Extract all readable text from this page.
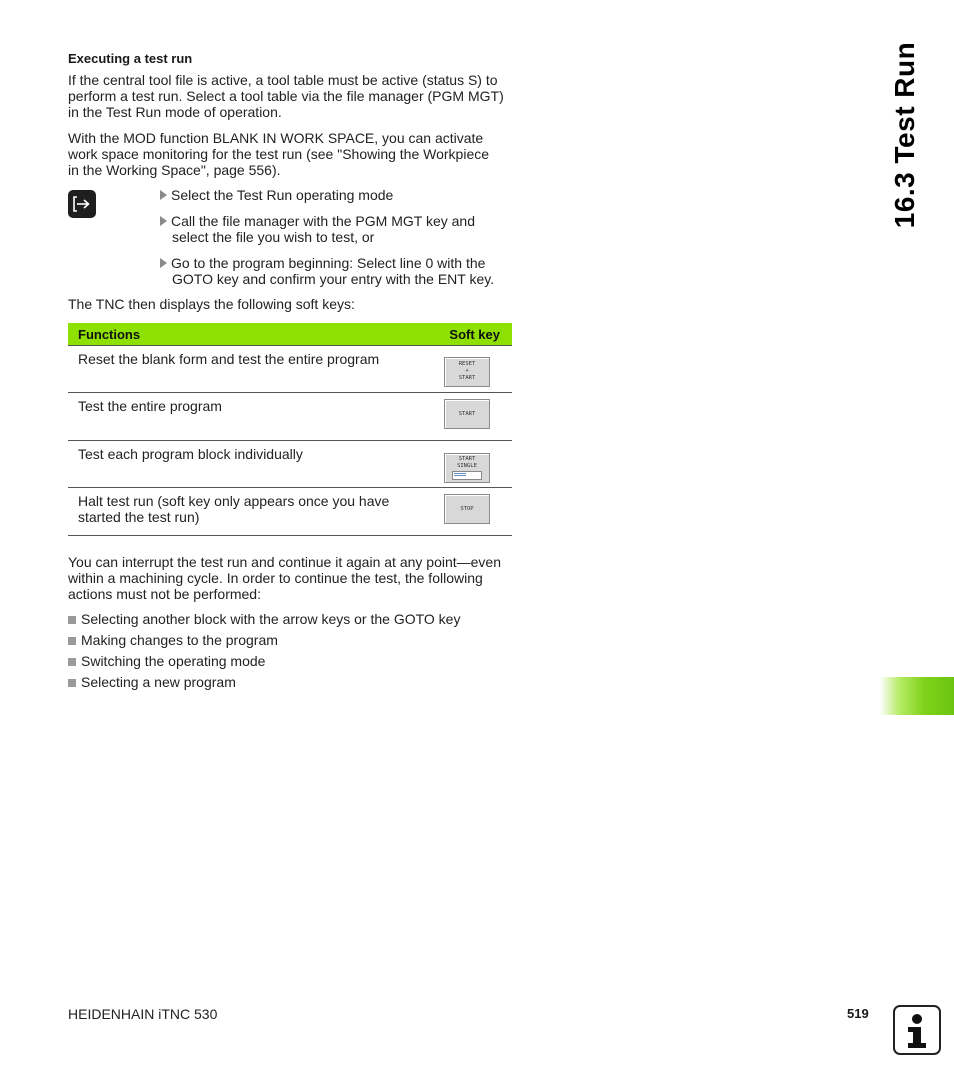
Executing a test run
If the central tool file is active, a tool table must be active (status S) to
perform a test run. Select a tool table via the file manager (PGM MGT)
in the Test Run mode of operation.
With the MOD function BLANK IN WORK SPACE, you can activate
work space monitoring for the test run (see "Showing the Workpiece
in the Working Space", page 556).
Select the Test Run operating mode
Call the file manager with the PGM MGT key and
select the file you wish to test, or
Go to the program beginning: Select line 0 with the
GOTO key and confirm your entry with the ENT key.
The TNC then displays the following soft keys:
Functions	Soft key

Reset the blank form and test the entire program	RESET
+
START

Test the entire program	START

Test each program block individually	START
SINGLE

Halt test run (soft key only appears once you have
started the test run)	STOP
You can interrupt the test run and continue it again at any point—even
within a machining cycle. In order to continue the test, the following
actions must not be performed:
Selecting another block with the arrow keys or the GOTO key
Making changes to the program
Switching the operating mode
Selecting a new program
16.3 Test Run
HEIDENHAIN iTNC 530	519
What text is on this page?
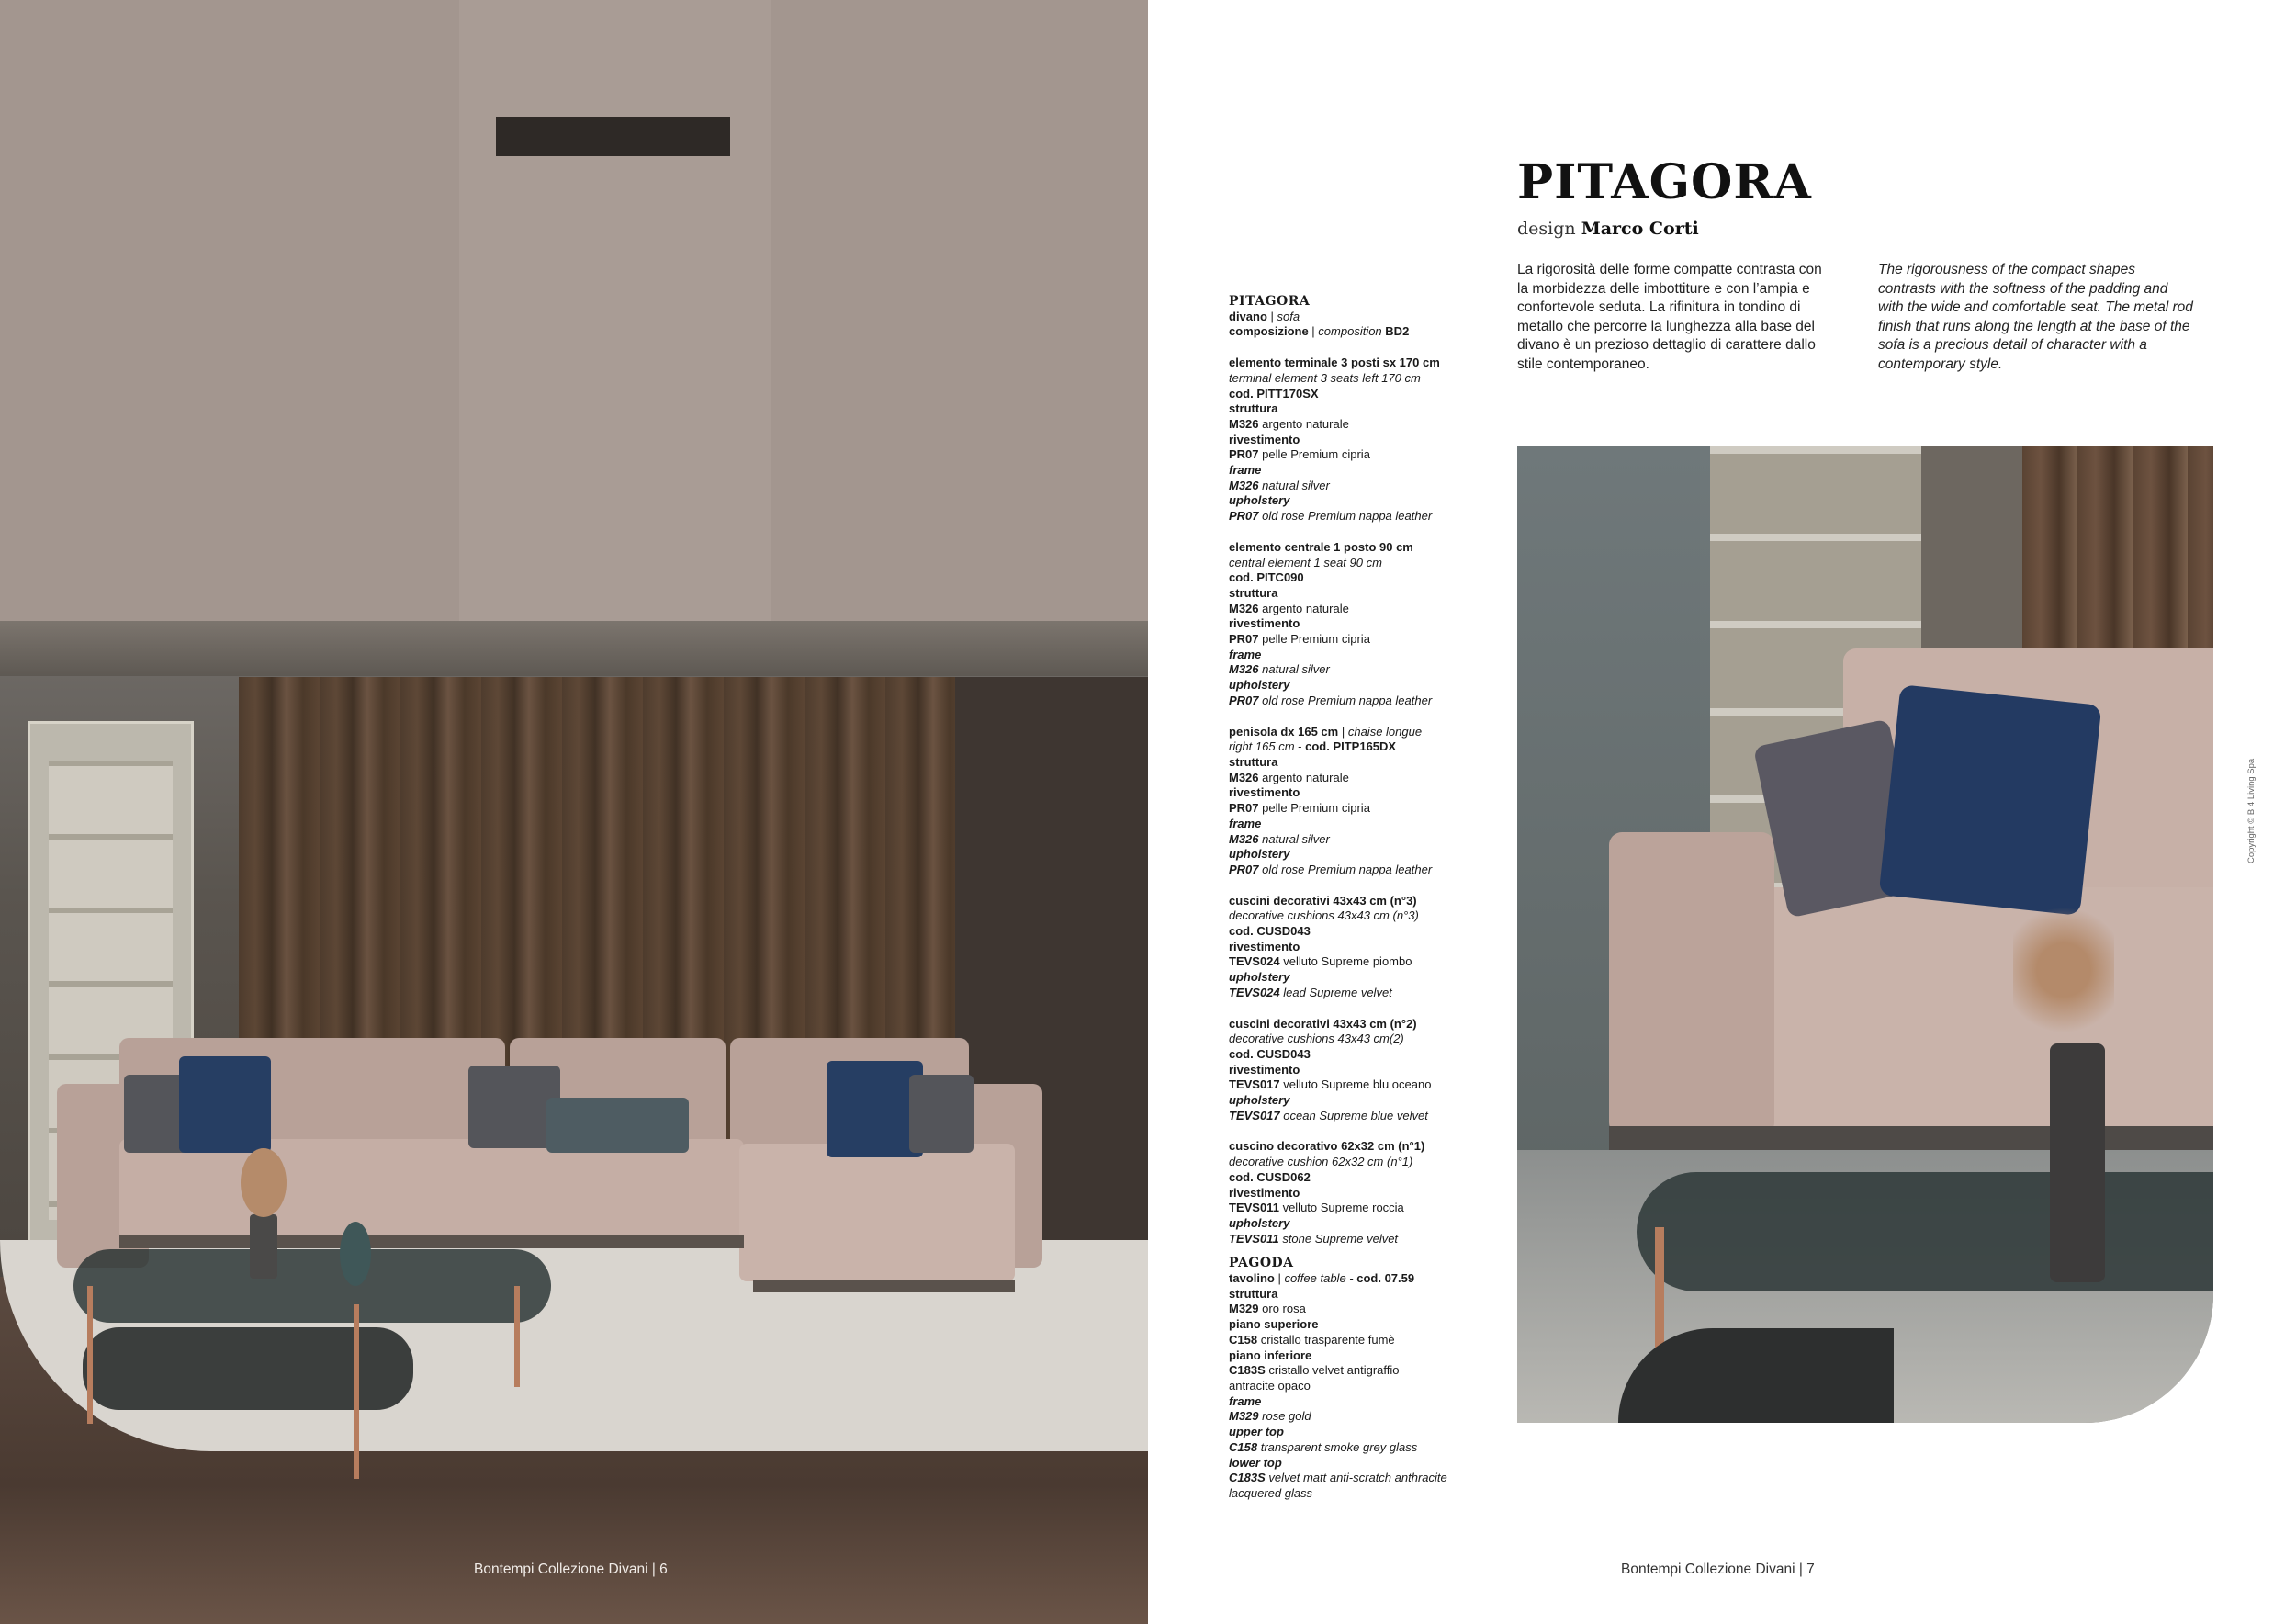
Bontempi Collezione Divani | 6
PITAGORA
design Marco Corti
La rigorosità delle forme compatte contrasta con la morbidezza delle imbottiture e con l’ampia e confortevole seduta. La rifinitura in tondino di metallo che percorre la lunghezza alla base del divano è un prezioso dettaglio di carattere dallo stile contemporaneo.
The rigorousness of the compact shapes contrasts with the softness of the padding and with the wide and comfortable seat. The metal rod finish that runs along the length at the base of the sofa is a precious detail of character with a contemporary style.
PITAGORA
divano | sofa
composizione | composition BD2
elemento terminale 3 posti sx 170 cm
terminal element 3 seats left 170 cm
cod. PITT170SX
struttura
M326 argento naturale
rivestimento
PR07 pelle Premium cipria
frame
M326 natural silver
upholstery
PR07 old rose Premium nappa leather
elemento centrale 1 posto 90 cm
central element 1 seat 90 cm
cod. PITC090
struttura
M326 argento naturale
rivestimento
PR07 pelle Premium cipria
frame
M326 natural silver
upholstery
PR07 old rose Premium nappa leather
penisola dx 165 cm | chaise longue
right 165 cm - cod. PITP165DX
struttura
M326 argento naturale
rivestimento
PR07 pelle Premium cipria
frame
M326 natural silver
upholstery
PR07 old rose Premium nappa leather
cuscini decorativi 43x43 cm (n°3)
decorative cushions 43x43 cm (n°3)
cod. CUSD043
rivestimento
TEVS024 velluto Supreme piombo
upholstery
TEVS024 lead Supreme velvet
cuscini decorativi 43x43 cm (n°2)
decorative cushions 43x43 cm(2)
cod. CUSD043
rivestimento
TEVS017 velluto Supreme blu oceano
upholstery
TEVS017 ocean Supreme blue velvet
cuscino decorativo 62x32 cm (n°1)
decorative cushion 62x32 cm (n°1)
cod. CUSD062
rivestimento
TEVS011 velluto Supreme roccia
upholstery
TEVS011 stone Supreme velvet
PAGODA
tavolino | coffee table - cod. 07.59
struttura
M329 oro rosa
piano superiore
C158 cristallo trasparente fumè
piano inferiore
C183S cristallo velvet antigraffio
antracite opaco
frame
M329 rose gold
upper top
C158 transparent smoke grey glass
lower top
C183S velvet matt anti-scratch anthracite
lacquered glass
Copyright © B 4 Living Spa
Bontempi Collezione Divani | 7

* * *

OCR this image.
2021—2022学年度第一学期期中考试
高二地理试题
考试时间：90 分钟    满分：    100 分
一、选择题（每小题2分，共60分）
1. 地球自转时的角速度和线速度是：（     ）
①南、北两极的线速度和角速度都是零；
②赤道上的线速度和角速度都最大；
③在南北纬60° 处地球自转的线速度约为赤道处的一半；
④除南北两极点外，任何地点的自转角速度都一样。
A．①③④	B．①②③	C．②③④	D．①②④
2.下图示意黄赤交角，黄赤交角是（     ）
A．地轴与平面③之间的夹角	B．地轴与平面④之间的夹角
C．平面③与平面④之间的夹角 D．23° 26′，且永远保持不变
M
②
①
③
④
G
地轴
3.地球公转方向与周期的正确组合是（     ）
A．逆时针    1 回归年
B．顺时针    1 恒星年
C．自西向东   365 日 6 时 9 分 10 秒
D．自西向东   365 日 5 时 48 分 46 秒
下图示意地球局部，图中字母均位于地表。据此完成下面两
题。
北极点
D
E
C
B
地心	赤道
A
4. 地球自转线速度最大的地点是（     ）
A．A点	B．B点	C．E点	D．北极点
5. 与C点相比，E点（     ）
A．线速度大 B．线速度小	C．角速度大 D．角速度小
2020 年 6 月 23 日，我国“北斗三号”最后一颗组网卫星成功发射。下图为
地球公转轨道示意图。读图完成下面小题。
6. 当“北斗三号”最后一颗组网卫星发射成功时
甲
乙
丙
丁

---

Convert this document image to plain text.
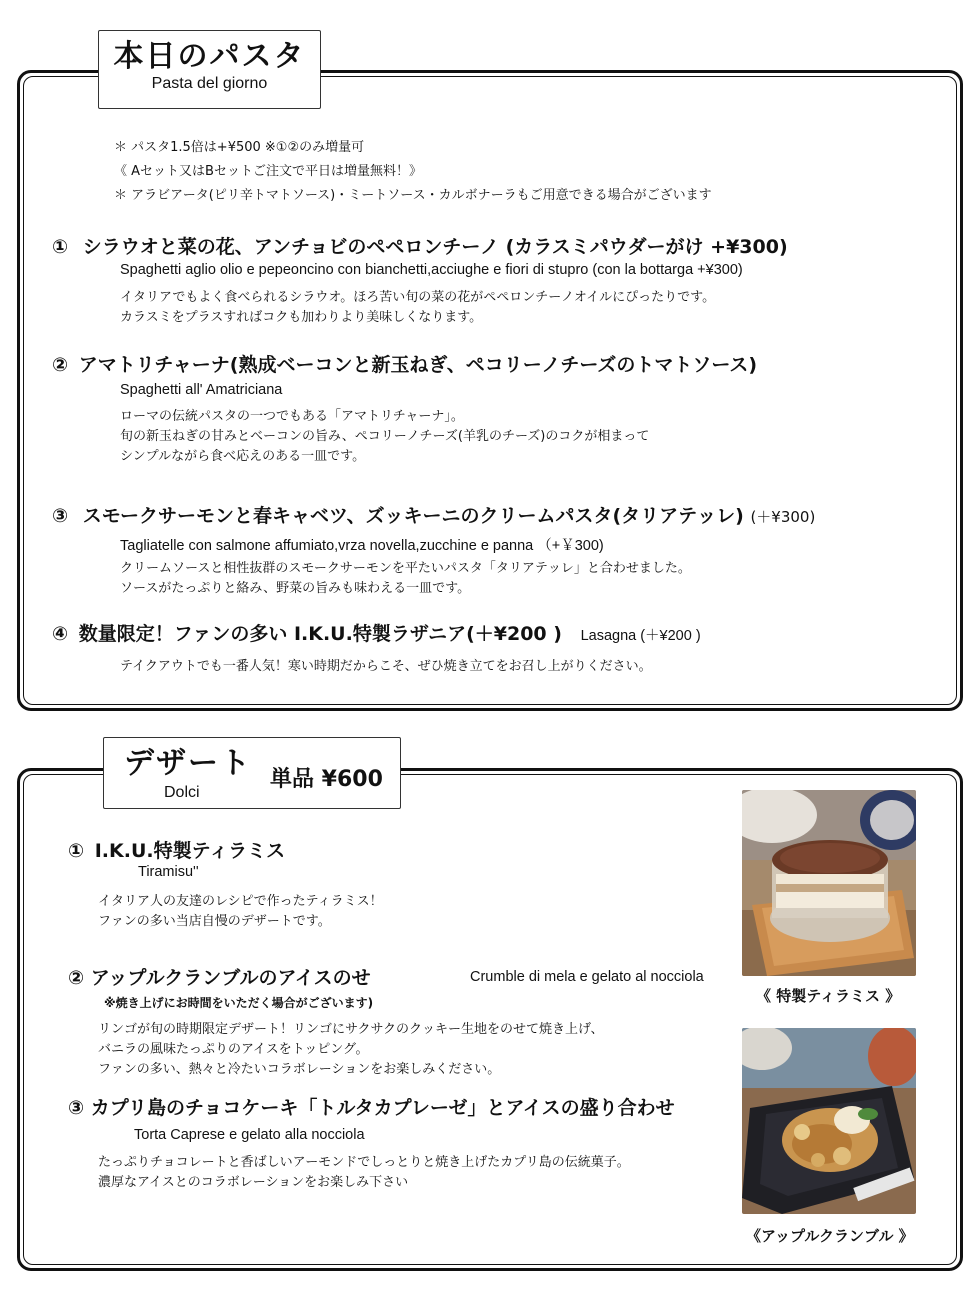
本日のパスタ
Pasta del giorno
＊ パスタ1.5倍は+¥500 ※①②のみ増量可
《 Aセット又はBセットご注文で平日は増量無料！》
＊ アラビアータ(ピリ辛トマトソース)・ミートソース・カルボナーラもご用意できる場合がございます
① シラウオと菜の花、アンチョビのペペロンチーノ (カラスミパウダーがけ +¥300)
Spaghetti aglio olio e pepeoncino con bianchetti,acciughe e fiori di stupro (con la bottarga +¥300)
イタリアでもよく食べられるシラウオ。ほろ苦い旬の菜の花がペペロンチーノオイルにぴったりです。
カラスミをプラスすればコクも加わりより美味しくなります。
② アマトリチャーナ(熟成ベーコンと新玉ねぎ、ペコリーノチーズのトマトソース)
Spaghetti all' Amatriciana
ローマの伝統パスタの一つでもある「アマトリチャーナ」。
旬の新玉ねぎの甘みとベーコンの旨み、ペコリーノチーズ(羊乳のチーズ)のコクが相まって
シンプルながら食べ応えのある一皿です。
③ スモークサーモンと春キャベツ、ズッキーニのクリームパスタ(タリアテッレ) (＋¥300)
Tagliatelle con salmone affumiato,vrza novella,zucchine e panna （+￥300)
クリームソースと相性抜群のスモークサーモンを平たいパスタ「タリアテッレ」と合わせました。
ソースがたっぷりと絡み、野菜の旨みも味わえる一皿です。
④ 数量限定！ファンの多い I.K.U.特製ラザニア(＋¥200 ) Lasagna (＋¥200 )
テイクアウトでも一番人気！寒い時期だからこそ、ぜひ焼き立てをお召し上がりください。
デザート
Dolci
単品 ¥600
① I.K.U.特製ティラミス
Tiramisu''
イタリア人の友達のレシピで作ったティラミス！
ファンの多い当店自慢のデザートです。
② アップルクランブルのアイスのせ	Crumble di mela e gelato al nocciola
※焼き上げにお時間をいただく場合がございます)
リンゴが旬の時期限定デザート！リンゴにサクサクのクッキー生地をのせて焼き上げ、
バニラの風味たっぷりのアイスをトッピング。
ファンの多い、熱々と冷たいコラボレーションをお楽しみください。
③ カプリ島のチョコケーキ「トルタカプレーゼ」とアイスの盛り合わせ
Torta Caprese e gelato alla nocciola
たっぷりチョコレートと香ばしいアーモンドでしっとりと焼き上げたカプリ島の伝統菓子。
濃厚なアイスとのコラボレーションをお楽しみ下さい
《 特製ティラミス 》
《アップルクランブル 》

■ **Task prompt**: Find the lines above that contain the word "自西向东" and collect them.

■ **Response to this exercise**:
C．自西向东   365 日 6 时 9 分 10 秒
D．自西向东   365 日 5 时 48 分 46 秒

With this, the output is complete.